**Requirement:** Please transcribe the records precisely; pictures stay out of your copy.

— Begin Data section —

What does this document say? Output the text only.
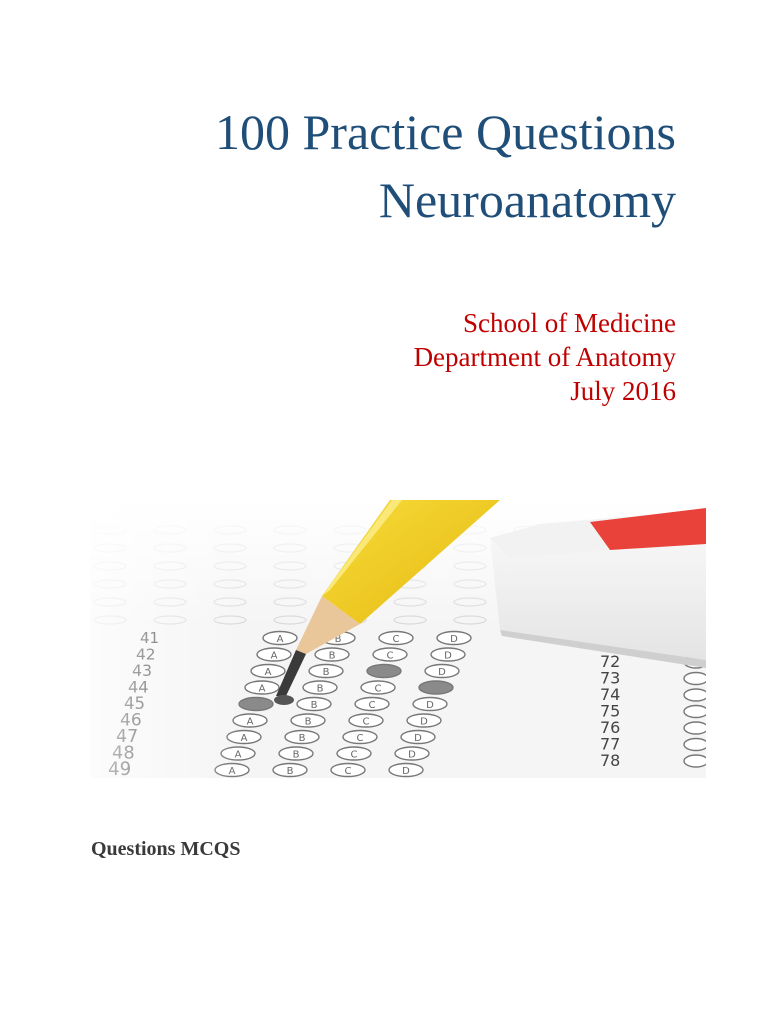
100 Practice Questions
Neuroanatomy
School of Medicine
Department of Anatomy
July 2016
Questions MCQS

— End Data section —

**Finished answer:**
What does this document say? Output the text only.
100 Practice Questions
Neuroanatomy
School of Medicine
Department of Anatomy
July 2016
Questions MCQS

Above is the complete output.